### Required work
Keep only the lines of the listing that include the word "双人年卡", and copy them.

Entries from a dataset
::::::::::

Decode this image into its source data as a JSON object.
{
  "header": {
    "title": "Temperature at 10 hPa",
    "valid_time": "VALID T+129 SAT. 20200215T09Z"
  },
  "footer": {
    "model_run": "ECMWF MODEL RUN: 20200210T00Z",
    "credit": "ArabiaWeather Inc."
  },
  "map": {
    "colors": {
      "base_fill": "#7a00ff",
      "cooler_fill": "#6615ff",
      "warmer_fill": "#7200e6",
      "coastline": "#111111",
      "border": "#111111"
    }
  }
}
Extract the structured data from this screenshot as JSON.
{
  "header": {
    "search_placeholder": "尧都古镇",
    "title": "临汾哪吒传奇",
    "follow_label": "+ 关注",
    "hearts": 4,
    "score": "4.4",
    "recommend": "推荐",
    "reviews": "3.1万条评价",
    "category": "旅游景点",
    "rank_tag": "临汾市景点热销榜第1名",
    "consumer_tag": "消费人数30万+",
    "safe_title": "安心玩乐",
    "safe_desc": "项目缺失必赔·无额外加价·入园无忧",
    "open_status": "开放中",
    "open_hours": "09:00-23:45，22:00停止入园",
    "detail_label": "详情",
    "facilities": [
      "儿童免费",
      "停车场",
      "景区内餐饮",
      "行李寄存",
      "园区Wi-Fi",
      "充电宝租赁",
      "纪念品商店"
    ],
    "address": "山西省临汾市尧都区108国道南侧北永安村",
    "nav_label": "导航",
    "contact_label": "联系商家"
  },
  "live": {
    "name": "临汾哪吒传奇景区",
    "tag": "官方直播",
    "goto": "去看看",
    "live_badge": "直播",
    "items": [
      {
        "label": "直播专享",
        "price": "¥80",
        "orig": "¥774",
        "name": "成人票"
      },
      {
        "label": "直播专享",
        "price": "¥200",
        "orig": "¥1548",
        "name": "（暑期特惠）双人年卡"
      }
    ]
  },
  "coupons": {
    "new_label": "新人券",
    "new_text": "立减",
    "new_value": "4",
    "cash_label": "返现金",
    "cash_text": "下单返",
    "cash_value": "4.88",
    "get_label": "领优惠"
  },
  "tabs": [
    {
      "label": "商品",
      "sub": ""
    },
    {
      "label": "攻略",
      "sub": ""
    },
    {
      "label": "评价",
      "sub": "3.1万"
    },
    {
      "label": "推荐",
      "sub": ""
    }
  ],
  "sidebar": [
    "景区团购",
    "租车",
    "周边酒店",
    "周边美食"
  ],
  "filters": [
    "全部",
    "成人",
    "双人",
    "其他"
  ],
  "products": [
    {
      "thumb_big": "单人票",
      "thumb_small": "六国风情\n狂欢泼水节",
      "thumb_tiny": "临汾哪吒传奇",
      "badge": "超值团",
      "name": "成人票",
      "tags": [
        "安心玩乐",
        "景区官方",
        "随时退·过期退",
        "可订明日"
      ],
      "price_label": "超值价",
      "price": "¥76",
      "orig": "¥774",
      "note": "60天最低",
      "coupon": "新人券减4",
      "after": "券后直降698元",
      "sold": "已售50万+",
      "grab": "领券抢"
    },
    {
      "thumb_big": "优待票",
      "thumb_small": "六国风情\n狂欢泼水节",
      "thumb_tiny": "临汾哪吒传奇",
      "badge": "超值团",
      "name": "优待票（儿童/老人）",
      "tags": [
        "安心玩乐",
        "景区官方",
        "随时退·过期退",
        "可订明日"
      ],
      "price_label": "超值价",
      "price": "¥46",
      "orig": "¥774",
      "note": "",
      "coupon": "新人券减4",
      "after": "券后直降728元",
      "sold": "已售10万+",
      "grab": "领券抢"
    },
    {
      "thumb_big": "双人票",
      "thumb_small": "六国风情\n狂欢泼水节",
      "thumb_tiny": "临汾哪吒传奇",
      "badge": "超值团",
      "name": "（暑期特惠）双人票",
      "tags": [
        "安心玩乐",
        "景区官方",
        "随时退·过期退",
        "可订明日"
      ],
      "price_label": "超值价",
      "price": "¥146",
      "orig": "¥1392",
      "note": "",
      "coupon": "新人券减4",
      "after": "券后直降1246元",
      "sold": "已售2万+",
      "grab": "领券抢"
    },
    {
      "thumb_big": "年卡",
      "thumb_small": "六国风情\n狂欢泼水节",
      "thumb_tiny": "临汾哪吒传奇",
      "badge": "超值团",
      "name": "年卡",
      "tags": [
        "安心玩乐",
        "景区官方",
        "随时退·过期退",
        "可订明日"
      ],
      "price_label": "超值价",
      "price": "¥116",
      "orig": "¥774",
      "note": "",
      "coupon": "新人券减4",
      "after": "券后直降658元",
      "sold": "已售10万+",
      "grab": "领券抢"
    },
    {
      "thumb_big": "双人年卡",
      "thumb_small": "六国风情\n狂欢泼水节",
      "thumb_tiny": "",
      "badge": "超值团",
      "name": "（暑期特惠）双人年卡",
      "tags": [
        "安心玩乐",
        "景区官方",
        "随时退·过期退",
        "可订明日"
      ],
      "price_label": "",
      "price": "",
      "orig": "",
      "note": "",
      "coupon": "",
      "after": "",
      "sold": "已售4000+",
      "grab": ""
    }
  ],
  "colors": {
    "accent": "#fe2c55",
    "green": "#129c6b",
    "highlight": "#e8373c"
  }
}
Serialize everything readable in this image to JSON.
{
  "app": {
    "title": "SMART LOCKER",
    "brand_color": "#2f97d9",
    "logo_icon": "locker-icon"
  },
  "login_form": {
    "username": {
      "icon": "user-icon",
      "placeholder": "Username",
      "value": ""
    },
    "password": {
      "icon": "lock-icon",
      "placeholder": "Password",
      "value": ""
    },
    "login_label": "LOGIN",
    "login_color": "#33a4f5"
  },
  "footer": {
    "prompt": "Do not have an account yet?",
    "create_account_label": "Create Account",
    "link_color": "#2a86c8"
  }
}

::::::::::

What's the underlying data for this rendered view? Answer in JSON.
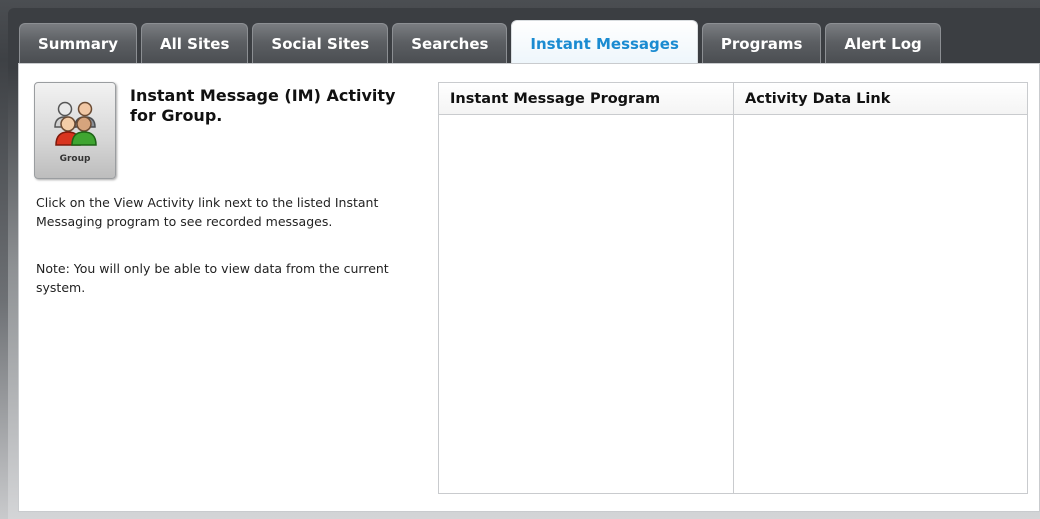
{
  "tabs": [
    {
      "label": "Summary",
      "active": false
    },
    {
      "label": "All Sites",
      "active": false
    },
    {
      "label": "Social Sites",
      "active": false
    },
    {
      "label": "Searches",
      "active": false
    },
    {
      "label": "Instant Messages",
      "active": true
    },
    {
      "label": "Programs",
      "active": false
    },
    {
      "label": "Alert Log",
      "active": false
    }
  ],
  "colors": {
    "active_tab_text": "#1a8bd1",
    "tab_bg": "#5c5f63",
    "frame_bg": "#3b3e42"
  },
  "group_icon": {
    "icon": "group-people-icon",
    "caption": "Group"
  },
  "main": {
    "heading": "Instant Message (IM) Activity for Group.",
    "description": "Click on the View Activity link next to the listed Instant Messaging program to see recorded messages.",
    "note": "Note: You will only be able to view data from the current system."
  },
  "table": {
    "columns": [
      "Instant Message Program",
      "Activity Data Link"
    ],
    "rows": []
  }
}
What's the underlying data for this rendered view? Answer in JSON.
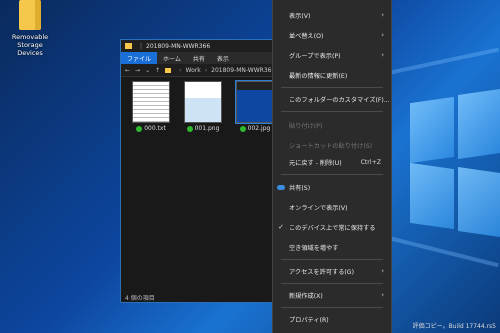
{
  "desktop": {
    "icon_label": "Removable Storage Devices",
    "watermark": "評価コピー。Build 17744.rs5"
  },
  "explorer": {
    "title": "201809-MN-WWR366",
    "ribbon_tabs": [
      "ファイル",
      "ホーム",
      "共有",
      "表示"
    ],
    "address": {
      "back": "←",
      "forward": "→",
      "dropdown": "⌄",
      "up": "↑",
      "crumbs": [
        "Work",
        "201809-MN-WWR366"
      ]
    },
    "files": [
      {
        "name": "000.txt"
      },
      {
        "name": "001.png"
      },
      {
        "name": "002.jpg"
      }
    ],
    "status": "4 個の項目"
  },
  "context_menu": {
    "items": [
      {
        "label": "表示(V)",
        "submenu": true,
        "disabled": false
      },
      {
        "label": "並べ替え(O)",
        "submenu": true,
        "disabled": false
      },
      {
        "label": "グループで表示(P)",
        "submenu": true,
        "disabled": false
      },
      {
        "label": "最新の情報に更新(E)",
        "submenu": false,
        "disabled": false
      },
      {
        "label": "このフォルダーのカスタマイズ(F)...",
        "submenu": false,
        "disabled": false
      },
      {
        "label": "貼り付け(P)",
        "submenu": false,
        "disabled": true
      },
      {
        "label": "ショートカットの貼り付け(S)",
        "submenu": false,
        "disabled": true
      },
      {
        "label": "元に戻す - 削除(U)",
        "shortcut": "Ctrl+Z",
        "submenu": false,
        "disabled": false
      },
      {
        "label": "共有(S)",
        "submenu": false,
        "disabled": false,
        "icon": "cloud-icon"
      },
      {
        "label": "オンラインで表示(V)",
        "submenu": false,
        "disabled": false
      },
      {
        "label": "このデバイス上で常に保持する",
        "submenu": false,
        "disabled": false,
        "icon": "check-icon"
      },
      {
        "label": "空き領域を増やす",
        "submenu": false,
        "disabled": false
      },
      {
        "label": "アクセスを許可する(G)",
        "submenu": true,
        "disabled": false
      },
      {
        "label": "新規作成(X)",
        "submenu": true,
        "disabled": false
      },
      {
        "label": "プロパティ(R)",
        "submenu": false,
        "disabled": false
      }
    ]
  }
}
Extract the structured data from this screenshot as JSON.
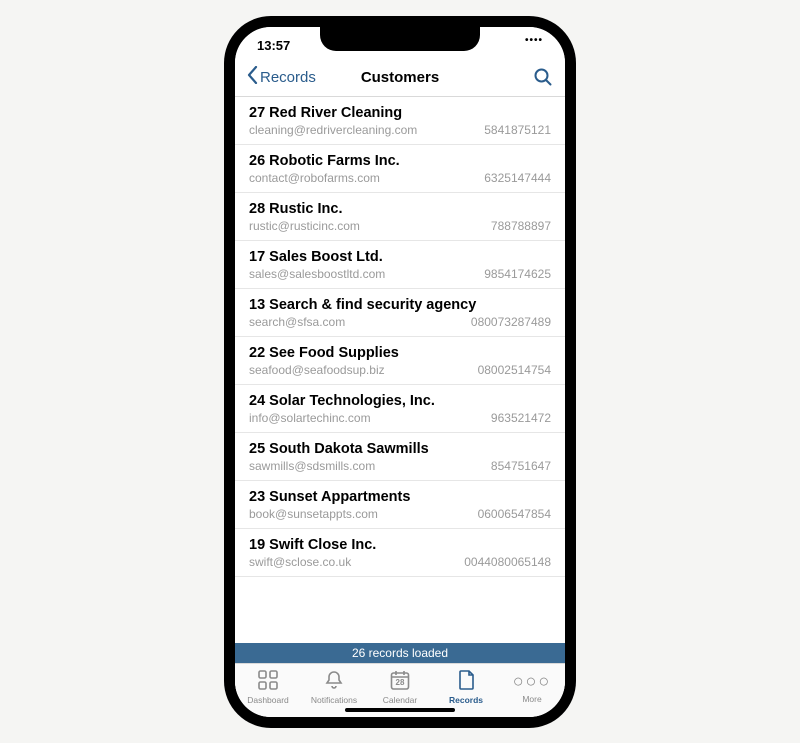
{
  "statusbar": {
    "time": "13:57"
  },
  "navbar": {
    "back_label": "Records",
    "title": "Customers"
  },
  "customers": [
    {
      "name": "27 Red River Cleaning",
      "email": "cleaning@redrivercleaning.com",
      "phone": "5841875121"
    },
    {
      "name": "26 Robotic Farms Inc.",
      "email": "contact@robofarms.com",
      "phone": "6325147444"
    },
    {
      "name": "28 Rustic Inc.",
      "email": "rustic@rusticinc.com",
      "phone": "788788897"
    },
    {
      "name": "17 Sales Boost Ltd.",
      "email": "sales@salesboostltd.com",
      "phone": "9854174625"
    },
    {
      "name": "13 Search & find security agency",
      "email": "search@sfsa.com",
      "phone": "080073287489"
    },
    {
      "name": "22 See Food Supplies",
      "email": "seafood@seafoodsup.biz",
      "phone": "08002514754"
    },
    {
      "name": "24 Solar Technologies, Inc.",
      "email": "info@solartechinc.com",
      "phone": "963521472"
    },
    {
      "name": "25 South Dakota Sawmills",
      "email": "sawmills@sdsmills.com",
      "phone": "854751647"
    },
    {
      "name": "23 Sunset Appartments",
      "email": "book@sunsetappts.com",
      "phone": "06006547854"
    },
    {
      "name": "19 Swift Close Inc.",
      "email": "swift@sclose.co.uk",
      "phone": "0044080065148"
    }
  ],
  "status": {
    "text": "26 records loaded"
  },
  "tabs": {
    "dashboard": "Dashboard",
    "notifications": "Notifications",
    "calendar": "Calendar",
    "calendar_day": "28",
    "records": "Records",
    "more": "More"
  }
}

::::::::::

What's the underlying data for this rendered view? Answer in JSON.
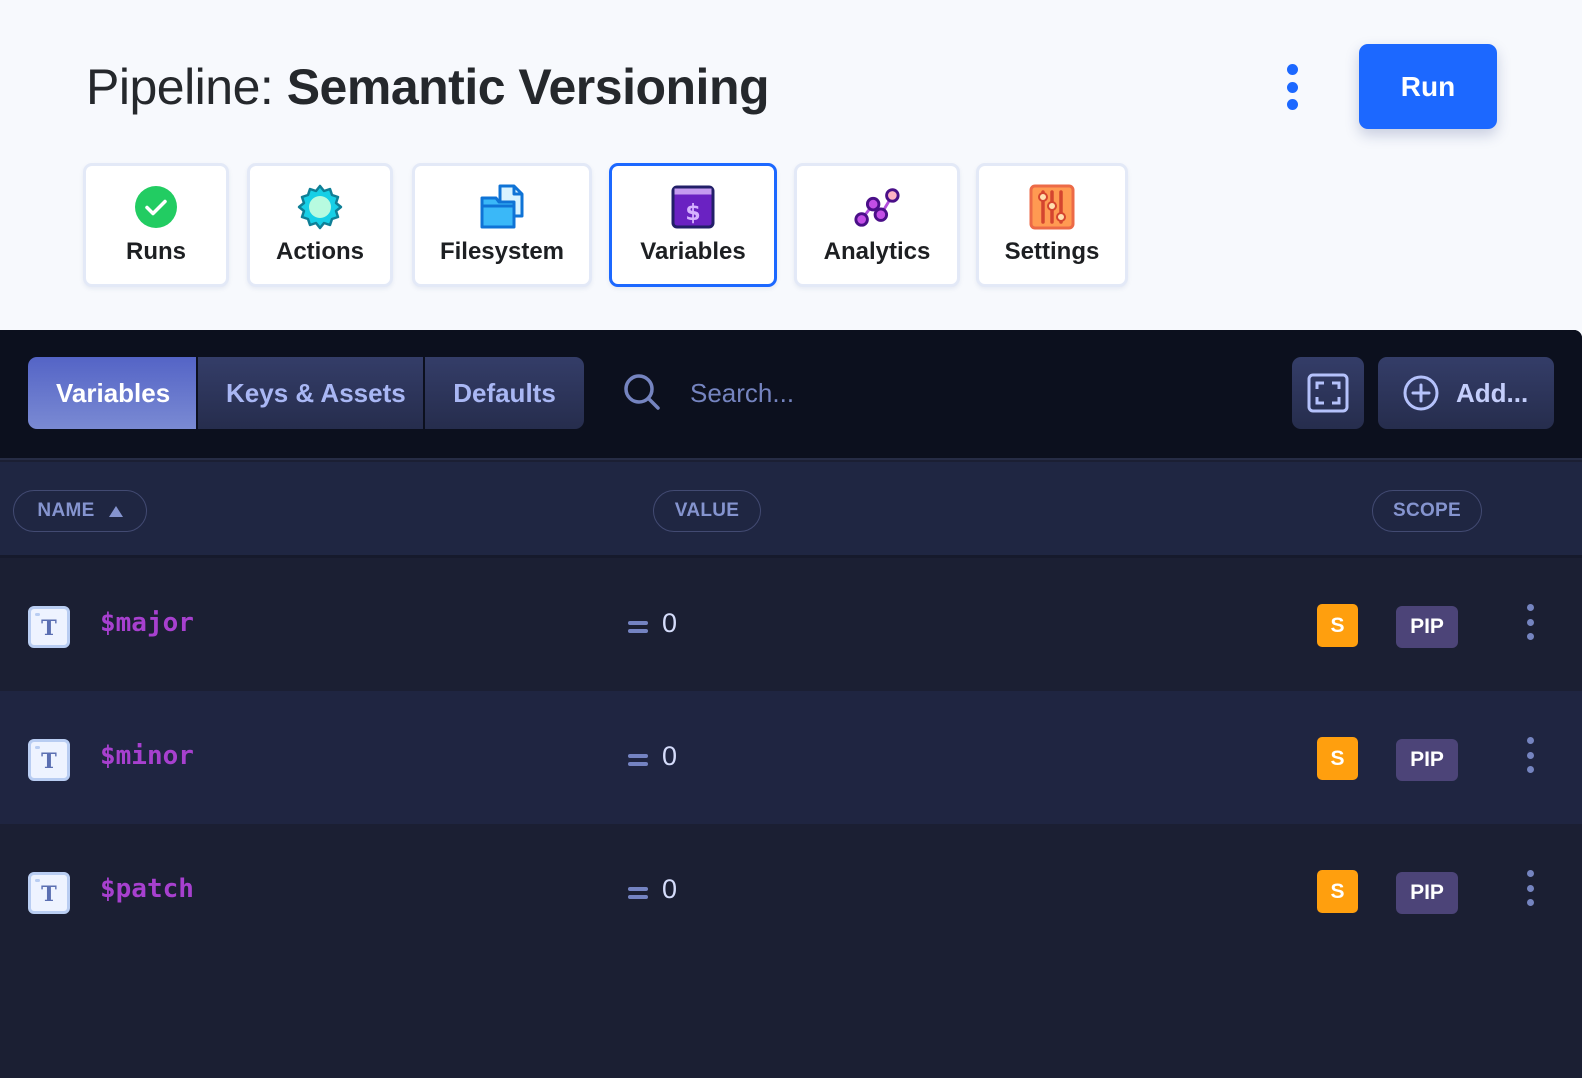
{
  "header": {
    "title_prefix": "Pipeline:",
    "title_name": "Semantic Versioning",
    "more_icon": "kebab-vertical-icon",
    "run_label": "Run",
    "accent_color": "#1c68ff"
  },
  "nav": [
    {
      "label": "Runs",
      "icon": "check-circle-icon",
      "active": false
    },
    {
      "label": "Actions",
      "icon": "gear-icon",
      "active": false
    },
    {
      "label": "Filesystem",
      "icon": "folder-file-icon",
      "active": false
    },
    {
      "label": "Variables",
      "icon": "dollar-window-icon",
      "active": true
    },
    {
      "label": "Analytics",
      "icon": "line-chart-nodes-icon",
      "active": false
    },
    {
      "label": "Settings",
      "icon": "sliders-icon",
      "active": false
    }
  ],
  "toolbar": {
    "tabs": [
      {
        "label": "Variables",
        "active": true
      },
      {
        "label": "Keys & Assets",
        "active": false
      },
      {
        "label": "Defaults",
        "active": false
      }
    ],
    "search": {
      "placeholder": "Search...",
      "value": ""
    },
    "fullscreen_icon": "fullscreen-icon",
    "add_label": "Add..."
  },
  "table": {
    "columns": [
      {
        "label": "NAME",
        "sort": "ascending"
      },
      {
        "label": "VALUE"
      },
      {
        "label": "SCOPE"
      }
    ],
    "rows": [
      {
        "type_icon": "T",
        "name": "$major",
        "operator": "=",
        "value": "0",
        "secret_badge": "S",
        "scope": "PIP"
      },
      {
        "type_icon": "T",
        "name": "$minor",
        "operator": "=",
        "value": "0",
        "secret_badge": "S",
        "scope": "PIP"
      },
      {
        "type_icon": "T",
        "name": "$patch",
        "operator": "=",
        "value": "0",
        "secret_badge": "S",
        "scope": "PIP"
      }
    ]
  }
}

::::::::::

### Answer for the task
        "name": "（暑期特惠）双人年卡"
      "thumb_big": "双人年卡",
      "name": "（暑期特惠）双人年卡",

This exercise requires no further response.